TASK: Pull every line with the word "hospital" out of the entries below.

>> Begin MATERIAL

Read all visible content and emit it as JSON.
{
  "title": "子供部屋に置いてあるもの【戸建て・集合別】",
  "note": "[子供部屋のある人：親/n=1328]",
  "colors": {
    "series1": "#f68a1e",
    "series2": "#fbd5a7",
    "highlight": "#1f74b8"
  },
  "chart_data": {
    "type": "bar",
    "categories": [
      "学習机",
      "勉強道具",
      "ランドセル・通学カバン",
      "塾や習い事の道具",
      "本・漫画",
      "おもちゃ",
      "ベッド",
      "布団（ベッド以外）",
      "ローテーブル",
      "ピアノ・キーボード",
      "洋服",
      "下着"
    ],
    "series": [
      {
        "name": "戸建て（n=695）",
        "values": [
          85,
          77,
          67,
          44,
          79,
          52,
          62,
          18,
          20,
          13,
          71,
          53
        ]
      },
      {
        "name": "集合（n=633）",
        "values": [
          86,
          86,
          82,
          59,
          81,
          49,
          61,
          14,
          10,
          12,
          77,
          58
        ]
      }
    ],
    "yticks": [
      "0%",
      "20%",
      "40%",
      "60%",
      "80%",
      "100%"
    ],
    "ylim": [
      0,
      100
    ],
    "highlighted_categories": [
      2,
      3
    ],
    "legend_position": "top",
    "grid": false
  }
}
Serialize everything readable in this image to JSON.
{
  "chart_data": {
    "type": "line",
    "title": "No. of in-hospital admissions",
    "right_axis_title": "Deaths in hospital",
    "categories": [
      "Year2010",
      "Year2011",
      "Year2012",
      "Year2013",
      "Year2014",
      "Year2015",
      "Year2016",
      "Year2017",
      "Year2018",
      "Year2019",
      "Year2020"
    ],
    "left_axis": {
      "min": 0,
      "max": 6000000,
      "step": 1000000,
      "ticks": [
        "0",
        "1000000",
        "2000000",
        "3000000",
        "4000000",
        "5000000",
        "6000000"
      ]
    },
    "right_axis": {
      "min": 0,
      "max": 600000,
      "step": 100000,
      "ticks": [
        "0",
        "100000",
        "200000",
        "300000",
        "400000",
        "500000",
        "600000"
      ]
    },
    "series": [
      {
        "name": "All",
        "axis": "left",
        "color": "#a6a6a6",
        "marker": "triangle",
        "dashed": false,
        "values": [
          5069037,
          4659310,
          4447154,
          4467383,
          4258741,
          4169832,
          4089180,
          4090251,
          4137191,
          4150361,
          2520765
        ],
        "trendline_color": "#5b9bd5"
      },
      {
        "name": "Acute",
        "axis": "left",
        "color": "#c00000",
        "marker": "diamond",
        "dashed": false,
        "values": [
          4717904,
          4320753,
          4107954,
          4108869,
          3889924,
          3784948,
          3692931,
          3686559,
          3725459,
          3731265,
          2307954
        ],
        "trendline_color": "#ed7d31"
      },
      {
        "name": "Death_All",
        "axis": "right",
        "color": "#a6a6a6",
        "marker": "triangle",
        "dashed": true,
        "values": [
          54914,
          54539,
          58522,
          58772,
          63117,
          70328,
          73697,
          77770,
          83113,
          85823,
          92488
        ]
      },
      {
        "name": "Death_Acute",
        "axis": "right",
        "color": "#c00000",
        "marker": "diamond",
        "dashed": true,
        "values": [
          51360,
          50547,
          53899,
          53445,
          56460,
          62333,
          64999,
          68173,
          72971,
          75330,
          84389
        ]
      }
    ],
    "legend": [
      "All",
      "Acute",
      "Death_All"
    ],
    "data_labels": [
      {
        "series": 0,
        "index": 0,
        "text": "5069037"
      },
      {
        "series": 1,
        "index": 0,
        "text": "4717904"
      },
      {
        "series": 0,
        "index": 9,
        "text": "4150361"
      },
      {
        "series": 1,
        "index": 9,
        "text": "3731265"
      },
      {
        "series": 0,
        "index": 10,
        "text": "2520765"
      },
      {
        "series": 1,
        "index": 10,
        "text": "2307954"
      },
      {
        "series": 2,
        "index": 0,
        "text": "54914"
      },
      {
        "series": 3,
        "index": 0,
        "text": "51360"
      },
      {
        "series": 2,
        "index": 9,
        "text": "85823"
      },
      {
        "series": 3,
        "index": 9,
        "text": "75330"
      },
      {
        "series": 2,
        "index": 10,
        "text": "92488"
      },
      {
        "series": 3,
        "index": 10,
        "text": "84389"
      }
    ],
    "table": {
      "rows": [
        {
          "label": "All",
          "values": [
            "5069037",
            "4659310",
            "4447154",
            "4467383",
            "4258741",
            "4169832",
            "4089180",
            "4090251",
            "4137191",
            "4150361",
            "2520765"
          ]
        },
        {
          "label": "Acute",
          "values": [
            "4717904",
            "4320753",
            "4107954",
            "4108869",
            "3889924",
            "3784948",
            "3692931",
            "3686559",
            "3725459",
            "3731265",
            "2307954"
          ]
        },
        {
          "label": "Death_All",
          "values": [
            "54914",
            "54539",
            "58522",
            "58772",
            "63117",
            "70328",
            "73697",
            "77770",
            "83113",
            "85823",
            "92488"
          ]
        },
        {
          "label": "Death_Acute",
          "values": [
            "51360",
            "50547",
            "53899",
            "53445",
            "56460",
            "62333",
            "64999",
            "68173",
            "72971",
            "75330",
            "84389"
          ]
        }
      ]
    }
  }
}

>> End MATERIAL

SOLUTION BELOW:
    "title": "No. of in-hospital admissions",
    "right_axis_title": "Deaths in hospital",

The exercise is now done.